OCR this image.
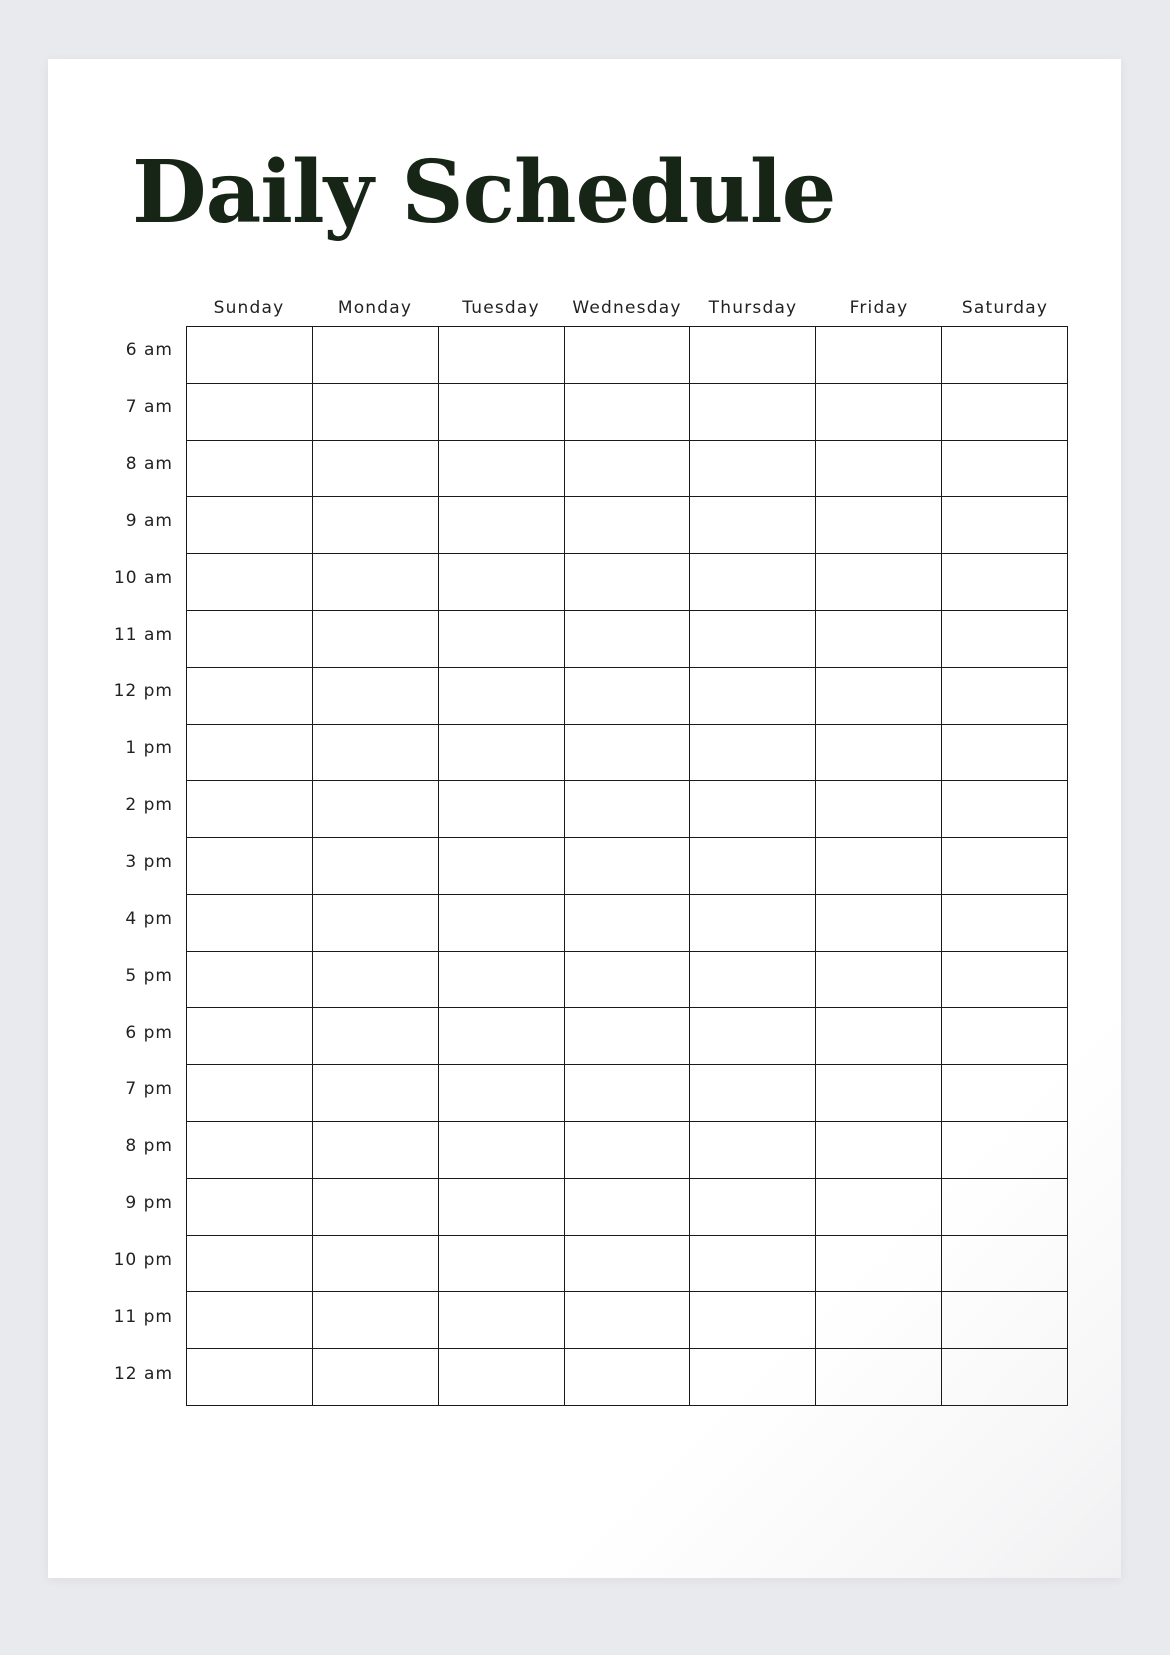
Daily Schedule
Sunday	Monday	Tuesday	Wednesday	Thursday	Friday	Saturday
6 am
7 am
8 am
9 am
10 am
11 am
12 pm
1 pm
2 pm
3 pm
4 pm
5 pm
6 pm
7 pm
8 pm
9 pm
10 pm
11 pm
12 am
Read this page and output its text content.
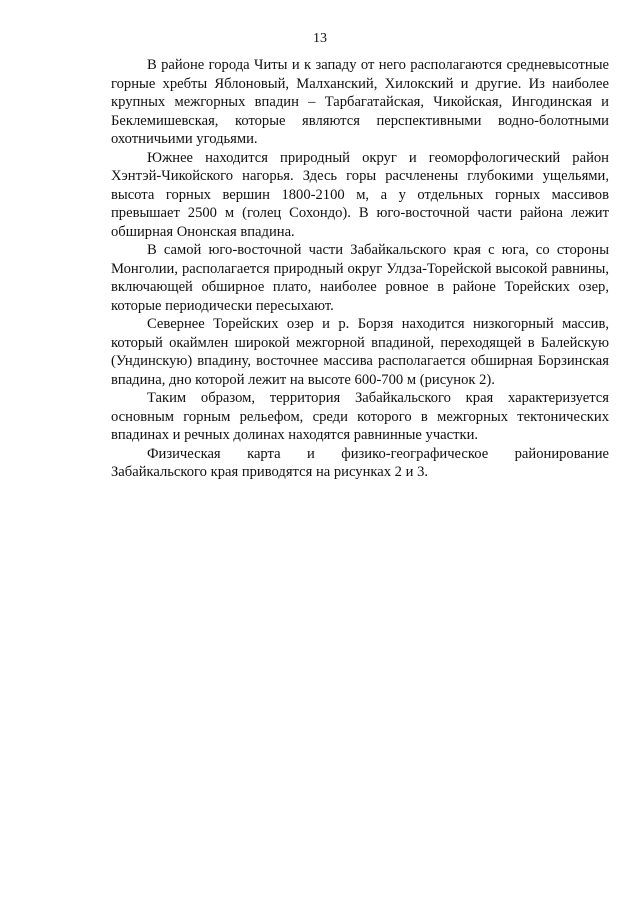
13

В районе города Читы и к западу от него располагаются средневысотные горные хребты Яблоновый, Малханский, Хилокский и другие. Из наиболее крупных межгорных впадин – Тарбагатайская, Чикойская, Ингодинская и Беклемишевская, которые являются перспективными водно-болотными охотничьими угодьями.

Южнее находится природный округ и геоморфологический район Хэнтэй-Чикойского нагорья. Здесь горы расчленены глубокими ущельями, высота горных вершин 1800-2100 м, а у отдельных горных массивов превышает 2500 м (голец Сохондо). В юго-восточной части района лежит обширная Ононская впадина.

В самой юго-восточной части Забайкальского края с юга, со стороны Монголии, располагается природный округ Улдза-Торейской высокой равнины, включающей обширное плато, наиболее ровное в районе Торейских озер, которые периодически пересыхают.

Севернее Торейских озер и р. Борзя находится низкогорный массив, который окаймлен широкой межгорной впадиной, переходящей в Балейскую (Ундинскую) впадину, восточнее массива располагается обширная Борзинская впадина, дно которой лежит на высоте 600-700 м (рисунок 2).

Таким образом, территория Забайкальского края характеризуется основным горным рельефом, среди которого в межгорных тектонических впадинах и речных долинах находятся равнинные участки.

Физическая карта и физико-географическое районирование Забайкальского края приводятся на рисунках 2 и 3.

* * * * * * *

_Objective_.
Above are the records; reproduce them exactly and leave out the pictures.

_Response_.
OCR this image.
Daily Schedule
Sunday	Monday	Tuesday	Wednesday	Thursday	Friday	Saturday
6 am
7 am
8 am
9 am
10 am
11 am
12 pm
1 pm
2 pm
3 pm
4 pm
5 pm
6 pm
7 pm
8 pm
9 pm
10 pm
11 pm
12 am
Read this page and output its text content.
13

В районе города Читы и к западу от него располагаются средневысотные горные хребты Яблоновый, Малханский, Хилокский и другие. Из наиболее крупных межгорных впадин – Тарбагатайская, Чикойская, Ингодинская и Беклемишевская, которые являются перспективными водно-болотными охотничьими угодьями.

Южнее находится природный округ и геоморфологический район Хэнтэй-Чикойского нагорья. Здесь горы расчленены глубокими ущельями, высота горных вершин 1800-2100 м, а у отдельных горных массивов превышает 2500 м (голец Сохондо). В юго-восточной части района лежит обширная Ононская впадина.

В самой юго-восточной части Забайкальского края с юга, со стороны Монголии, располагается природный округ Улдза-Торейской высокой равнины, включающей обширное плато, наиболее ровное в районе Торейских озер, которые периодически пересыхают.

Севернее Торейских озер и р. Борзя находится низкогорный массив, который окаймлен широкой межгорной впадиной, переходящей в Балейскую (Ундинскую) впадину, восточнее массива располагается обширная Борзинская впадина, дно которой лежит на высоте 600-700 м (рисунок 2).

Таким образом, территория Забайкальского края характеризуется основным горным рельефом, среди которого в межгорных тектонических впадинах и речных долинах находятся равнинные участки.

Физическая карта и физико-географическое районирование Забайкальского края приводятся на рисунках 2 и 3.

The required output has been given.